> _REQUEST_: Word for word, restate every line of the listing that follows.
* Start ENTRIES SUPPLIED *
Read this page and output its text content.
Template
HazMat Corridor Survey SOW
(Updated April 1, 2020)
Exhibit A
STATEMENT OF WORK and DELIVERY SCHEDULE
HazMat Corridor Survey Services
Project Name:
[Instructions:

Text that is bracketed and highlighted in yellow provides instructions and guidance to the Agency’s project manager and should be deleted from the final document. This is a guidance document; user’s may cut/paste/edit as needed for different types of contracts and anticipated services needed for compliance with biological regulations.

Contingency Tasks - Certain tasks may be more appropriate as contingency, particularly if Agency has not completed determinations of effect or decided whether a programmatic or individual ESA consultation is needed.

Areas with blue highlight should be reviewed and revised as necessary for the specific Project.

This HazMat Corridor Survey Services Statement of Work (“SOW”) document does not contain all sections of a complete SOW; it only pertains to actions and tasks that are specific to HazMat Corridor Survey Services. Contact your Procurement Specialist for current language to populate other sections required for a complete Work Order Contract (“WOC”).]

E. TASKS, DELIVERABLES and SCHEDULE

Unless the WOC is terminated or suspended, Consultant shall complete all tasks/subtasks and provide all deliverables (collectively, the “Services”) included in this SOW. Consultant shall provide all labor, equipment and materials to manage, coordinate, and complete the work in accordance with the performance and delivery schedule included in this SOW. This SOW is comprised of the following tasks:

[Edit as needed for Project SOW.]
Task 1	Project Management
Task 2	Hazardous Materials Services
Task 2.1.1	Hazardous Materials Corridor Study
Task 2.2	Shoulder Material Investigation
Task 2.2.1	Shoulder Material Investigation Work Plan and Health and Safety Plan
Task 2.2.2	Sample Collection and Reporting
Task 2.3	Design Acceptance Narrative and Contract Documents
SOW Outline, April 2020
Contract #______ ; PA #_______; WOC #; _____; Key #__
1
* End ENTRIES SUPPLIED *
> _EXERCISE RESPONSE_:
Read this page and output its text content.
Template
HazMat Corridor Survey SOW
(Updated April 1, 2020)
Exhibit A
STATEMENT OF WORK and DELIVERY SCHEDULE
HazMat Corridor Survey Services
Project Name:
[Instructions:

Text that is bracketed and highlighted in yellow provides instructions and guidance to the Agency’s project manager and should be deleted from the final document. This is a guidance document; user’s may cut/paste/edit as needed for different types of contracts and anticipated services needed for compliance with biological regulations.

Contingency Tasks - Certain tasks may be more appropriate as contingency, particularly if Agency has not completed determinations of effect or decided whether a programmatic or individual ESA consultation is needed.

Areas with blue highlight should be reviewed and revised as necessary for the specific Project.

This HazMat Corridor Survey Services Statement of Work (“SOW”) document does not contain all sections of a complete SOW; it only pertains to actions and tasks that are specific to HazMat Corridor Survey Services. Contact your Procurement Specialist for current language to populate other sections required for a complete Work Order Contract (“WOC”).]

E. TASKS, DELIVERABLES and SCHEDULE

Unless the WOC is terminated or suspended, Consultant shall complete all tasks/subtasks and provide all deliverables (collectively, the “Services”) included in this SOW. Consultant shall provide all labor, equipment and materials to manage, coordinate, and complete the work in accordance with the performance and delivery schedule included in this SOW. This SOW is comprised of the following tasks:

[Edit as needed for Project SOW.]
Task 1	Project Management
Task 2	Hazardous Materials Services
Task 2.1.1	Hazardous Materials Corridor Study
Task 2.2	Shoulder Material Investigation
Task 2.2.1	Shoulder Material Investigation Work Plan and Health and Safety Plan
Task 2.2.2	Sample Collection and Reporting
Task 2.3	Design Acceptance Narrative and Contract Documents
SOW Outline, April 2020
Contract #______ ; PA #_______; WOC #; _____; Key #__
1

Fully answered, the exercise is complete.